--- begin Exercise data ---

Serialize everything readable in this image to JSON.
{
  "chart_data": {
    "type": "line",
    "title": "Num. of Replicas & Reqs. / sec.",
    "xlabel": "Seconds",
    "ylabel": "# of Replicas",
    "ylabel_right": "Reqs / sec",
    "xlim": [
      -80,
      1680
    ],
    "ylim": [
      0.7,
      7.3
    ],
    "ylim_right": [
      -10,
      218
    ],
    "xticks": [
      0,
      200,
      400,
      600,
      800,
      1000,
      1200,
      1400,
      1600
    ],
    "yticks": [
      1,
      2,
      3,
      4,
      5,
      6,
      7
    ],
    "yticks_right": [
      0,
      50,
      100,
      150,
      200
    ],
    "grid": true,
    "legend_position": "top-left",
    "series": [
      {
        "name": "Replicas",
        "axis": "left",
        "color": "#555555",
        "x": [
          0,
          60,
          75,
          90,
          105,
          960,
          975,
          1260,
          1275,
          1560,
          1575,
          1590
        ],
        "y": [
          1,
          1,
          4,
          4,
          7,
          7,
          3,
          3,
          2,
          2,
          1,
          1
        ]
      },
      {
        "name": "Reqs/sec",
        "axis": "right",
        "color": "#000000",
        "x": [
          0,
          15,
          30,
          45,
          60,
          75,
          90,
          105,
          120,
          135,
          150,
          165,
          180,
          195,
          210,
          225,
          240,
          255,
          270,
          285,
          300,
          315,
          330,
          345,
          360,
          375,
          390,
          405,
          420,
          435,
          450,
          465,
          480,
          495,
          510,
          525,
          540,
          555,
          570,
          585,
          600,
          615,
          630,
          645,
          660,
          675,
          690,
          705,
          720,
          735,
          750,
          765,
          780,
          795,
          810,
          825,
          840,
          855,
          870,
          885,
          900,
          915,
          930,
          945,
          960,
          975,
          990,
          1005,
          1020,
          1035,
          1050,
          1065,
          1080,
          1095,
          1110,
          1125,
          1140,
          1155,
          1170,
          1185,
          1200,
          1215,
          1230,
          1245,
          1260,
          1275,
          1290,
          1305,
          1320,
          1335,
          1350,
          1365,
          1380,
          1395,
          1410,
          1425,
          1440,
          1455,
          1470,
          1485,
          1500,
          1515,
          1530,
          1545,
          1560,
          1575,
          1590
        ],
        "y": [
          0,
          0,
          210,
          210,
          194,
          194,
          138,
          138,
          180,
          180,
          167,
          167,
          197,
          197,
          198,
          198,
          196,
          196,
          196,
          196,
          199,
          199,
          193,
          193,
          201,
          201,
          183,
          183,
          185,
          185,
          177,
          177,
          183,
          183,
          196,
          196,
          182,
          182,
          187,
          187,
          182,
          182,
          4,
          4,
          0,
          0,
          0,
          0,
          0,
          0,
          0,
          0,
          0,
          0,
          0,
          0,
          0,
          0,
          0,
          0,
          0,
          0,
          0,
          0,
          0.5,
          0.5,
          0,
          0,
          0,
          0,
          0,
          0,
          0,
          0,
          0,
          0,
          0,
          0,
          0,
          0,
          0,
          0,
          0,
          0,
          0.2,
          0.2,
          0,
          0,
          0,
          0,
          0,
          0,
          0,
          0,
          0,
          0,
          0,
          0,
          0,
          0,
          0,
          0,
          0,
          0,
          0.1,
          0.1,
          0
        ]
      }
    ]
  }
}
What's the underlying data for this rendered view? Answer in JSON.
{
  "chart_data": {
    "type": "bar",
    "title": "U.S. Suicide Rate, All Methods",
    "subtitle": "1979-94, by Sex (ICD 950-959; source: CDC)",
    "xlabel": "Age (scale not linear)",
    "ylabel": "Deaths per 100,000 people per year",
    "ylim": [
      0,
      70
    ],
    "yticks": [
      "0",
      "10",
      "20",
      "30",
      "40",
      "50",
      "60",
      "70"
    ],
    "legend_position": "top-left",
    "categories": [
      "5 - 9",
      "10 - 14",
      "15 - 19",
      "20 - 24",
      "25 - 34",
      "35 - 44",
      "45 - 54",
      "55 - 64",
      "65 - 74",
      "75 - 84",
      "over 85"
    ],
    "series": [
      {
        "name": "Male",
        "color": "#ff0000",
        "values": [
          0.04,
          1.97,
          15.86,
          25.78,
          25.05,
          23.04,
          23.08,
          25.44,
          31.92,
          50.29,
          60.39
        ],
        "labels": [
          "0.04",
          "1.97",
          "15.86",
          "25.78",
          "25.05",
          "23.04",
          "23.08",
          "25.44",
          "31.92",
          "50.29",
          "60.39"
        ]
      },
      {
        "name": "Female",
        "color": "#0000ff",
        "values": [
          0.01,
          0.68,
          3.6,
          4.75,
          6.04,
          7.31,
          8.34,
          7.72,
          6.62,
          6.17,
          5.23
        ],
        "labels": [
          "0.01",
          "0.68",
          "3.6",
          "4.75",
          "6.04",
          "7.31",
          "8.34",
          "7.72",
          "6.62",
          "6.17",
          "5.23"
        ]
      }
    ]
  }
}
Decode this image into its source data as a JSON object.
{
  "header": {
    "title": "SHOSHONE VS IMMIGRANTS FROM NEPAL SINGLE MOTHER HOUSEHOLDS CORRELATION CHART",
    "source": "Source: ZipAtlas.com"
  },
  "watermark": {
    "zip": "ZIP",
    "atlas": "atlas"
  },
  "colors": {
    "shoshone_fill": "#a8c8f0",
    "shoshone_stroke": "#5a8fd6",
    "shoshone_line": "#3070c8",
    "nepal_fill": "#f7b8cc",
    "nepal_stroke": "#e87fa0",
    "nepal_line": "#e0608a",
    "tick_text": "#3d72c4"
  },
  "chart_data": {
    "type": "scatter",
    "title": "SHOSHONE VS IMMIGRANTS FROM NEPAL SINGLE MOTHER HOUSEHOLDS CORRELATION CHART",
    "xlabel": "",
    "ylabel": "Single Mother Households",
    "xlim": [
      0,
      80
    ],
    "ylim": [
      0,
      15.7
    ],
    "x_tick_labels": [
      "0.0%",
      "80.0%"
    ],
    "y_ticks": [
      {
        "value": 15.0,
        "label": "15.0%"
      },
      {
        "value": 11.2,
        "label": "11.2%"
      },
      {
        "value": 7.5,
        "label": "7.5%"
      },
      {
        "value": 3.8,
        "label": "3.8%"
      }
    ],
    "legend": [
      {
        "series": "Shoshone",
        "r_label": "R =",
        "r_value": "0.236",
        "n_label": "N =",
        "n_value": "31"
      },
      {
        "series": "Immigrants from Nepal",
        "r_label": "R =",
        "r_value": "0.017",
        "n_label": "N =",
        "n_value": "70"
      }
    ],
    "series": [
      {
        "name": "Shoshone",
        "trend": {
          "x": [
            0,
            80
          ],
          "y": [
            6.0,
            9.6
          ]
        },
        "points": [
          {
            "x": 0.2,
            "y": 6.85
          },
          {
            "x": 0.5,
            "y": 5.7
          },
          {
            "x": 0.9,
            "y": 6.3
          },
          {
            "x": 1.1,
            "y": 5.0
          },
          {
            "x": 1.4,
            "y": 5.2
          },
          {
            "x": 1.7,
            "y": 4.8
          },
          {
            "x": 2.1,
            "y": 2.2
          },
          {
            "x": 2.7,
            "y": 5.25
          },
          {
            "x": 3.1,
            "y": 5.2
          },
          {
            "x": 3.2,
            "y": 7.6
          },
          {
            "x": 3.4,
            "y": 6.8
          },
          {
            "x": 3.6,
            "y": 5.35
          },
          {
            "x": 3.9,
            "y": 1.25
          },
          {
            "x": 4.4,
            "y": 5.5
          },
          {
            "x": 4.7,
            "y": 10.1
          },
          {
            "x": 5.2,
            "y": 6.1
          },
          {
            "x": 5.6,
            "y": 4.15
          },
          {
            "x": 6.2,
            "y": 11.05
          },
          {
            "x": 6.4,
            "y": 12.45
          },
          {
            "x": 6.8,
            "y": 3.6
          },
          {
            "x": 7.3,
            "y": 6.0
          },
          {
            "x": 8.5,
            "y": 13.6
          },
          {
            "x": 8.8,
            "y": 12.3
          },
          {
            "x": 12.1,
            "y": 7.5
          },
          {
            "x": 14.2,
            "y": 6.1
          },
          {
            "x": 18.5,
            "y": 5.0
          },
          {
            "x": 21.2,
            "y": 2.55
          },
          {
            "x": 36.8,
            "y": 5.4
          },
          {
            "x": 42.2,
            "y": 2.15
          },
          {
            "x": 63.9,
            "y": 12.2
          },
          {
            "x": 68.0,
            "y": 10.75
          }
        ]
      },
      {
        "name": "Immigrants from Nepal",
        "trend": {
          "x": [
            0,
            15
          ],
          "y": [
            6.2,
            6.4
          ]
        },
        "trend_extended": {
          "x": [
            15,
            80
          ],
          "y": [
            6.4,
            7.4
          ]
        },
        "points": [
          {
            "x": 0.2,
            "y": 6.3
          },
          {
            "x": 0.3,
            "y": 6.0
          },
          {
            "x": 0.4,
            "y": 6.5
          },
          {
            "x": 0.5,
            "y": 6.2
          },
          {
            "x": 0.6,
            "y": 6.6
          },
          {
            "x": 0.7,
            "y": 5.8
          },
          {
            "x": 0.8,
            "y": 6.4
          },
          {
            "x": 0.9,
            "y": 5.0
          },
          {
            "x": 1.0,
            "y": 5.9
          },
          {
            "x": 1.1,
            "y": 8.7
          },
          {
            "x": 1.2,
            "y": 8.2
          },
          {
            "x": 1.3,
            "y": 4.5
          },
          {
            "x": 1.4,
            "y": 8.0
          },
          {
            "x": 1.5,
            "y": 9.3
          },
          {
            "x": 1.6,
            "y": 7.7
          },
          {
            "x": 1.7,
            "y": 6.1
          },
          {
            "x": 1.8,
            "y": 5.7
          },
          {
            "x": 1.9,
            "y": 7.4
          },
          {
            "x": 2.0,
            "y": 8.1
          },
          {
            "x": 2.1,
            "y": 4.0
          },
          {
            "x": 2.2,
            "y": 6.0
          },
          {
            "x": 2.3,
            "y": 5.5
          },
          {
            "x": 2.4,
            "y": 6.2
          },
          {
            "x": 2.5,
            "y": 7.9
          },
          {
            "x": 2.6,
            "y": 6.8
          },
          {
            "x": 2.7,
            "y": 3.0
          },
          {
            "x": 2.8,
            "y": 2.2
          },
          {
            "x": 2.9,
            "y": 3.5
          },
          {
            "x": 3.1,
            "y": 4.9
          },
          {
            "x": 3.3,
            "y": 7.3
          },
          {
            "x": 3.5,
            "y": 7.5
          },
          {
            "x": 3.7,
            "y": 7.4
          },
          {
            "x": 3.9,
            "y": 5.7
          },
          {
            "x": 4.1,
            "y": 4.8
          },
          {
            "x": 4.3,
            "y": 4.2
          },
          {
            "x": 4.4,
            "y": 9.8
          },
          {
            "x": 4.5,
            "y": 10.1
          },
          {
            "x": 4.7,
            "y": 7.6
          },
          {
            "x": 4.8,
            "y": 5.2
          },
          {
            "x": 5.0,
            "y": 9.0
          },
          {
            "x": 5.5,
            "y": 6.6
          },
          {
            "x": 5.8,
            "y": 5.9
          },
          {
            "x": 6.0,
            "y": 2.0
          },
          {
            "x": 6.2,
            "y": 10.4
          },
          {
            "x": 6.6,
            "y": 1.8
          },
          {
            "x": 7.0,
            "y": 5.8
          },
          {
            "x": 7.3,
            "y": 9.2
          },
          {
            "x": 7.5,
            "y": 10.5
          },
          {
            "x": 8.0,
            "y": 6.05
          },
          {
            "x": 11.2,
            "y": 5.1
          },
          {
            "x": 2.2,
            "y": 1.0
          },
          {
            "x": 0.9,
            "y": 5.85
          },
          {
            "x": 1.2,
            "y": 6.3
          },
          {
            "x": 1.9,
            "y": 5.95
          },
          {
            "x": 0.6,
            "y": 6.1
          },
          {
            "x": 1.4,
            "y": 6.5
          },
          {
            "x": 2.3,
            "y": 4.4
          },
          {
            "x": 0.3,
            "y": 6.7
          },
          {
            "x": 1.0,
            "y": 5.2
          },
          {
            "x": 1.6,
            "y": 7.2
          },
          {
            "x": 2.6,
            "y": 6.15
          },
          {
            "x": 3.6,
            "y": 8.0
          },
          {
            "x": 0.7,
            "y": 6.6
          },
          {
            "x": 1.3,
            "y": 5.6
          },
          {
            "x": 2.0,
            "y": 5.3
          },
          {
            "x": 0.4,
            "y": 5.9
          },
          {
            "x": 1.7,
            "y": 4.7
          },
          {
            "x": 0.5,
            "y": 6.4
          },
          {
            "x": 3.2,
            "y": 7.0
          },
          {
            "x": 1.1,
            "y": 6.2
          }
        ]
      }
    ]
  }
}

--- end Exercise data ---

Task objective →
Look through the data above. Each line containing the word "image" needs to be copied.

Exercise answer →
Serialize everything readable in this image to JSON.
Decode this image into its source data as a JSON object.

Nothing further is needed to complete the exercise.